§ Data tied to figure images

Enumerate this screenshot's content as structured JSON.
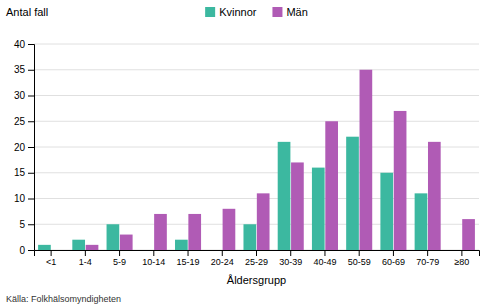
{
  "chart_data": {
    "type": "bar",
    "categories": [
      "<1",
      "1-4",
      "5-9",
      "10-14",
      "15-19",
      "20-24",
      "25-29",
      "30-39",
      "40-49",
      "50-59",
      "60-69",
      "70-79",
      "≥80"
    ],
    "series": [
      {
        "name": "Kvinnor",
        "color": "#3cb8a0",
        "values": [
          1,
          2,
          5,
          0,
          2,
          0,
          5,
          21,
          16,
          22,
          15,
          11,
          0
        ]
      },
      {
        "name": "Män",
        "color": "#b05bb5",
        "values": [
          0,
          1,
          3,
          7,
          7,
          8,
          11,
          17,
          25,
          35,
          27,
          21,
          6
        ]
      }
    ],
    "xlabel": "Åldersgrupp",
    "ylabel": "Antal fall",
    "ylim": [
      0,
      40
    ],
    "yticks": [
      0,
      5,
      10,
      15,
      20,
      25,
      30,
      35,
      40
    ],
    "grid": true,
    "legend": "top",
    "annotations": [
      "Källa: Folkhälsomyndigheten"
    ]
  }
}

§ TASK GOAL
Restate the whole of the material word for word without the pictures.

§ THE RESPONSE
Enumerate this screenshot's content as structured JSON.
{
  "chart_data": {
    "type": "bar",
    "categories": [
      "<1",
      "1-4",
      "5-9",
      "10-14",
      "15-19",
      "20-24",
      "25-29",
      "30-39",
      "40-49",
      "50-59",
      "60-69",
      "70-79",
      "≥80"
    ],
    "series": [
      {
        "name": "Kvinnor",
        "color": "#3cb8a0",
        "values": [
          1,
          2,
          5,
          0,
          2,
          0,
          5,
          21,
          16,
          22,
          15,
          11,
          0
        ]
      },
      {
        "name": "Män",
        "color": "#b05bb5",
        "values": [
          0,
          1,
          3,
          7,
          7,
          8,
          11,
          17,
          25,
          35,
          27,
          21,
          6
        ]
      }
    ],
    "xlabel": "Åldersgrupp",
    "ylabel": "Antal fall",
    "ylim": [
      0,
      40
    ],
    "yticks": [
      0,
      5,
      10,
      15,
      20,
      25,
      30,
      35,
      40
    ],
    "grid": true,
    "legend": "top",
    "annotations": [
      "Källa: Folkhälsomyndigheten"
    ]
  }
}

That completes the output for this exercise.